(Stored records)
START

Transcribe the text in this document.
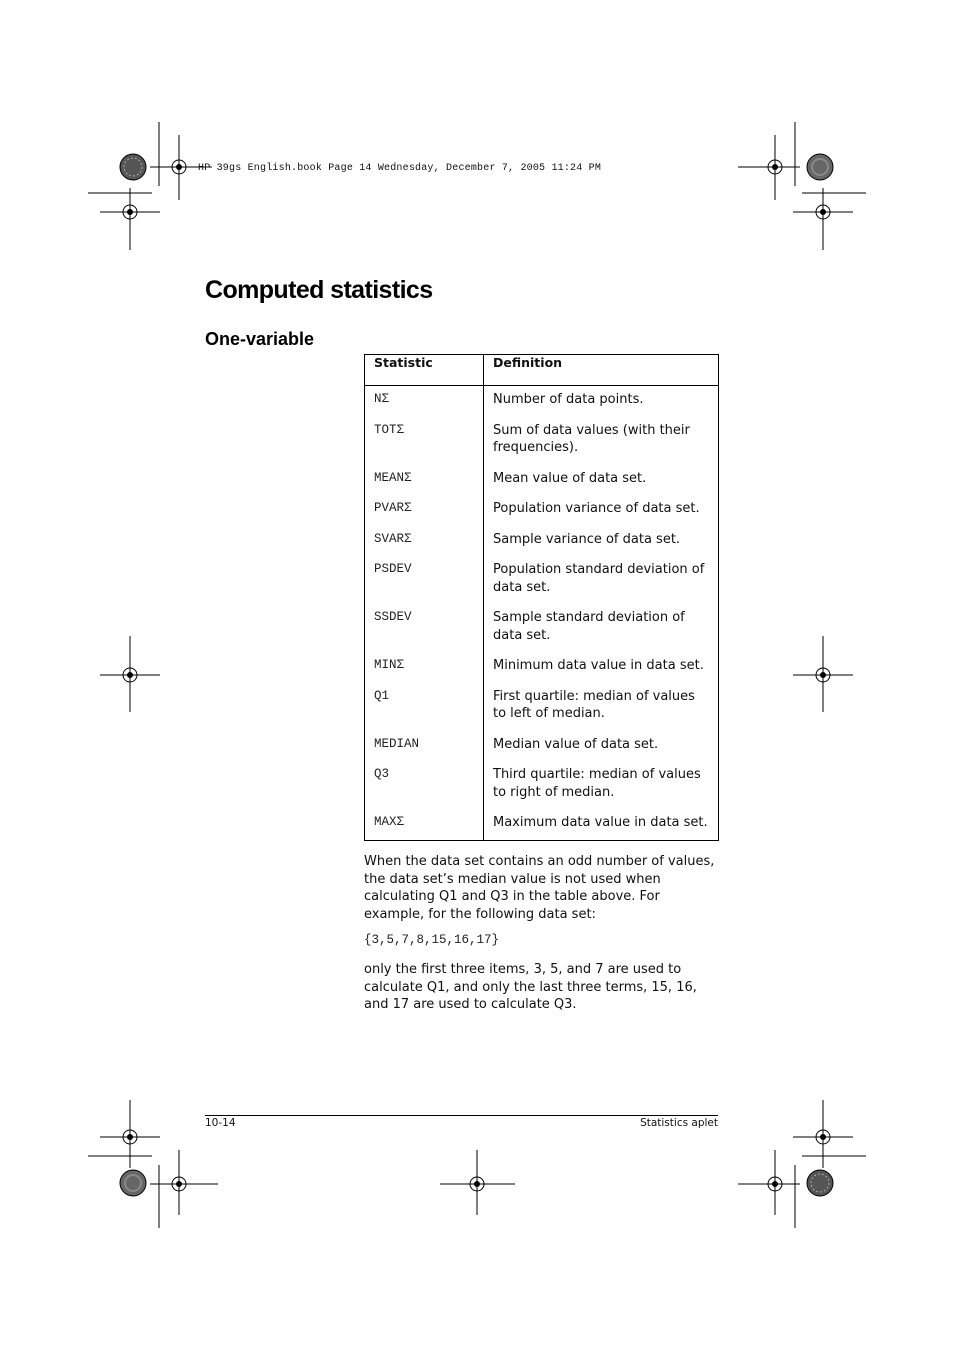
HP 39gs English.book Page 14 Wednesday, December 7, 2005 11:24 PM
Computed statistics
One-variable
Statistic	Definition
NΣ	Number of data points.
TOTΣ	Sum of data values (with their frequencies).
MEANΣ	Mean value of data set.
PVARΣ	Population variance of data set.
SVARΣ	Sample variance of data set.
PSDEV	Population standard deviation of data set.
SSDEV	Sample standard deviation of data set.
MINΣ	Minimum data value in data set.
Q1	First quartile: median of values to left of median.
MEDIAN	Median value of data set.
Q3	Third quartile: median of values to right of median.
MAXΣ	Maximum data value in data set.
When the data set contains an odd number of values, the data set’s median value is not used when calculating Q1 and Q3 in the table above. For example, for the following data set:
{3,5,7,8,15,16,17}
only the first three items, 3, 5, and 7 are used to calculate Q1, and only the last three terms, 15, 16, and 17 are used to calculate Q3.
10-14	Statistics aplet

END

◆ **TASK TO COMPLETE**
Check each line of the listing above for the string "standard", then report only how many lines have it.

◆ **EXERCISE ANSWER**
2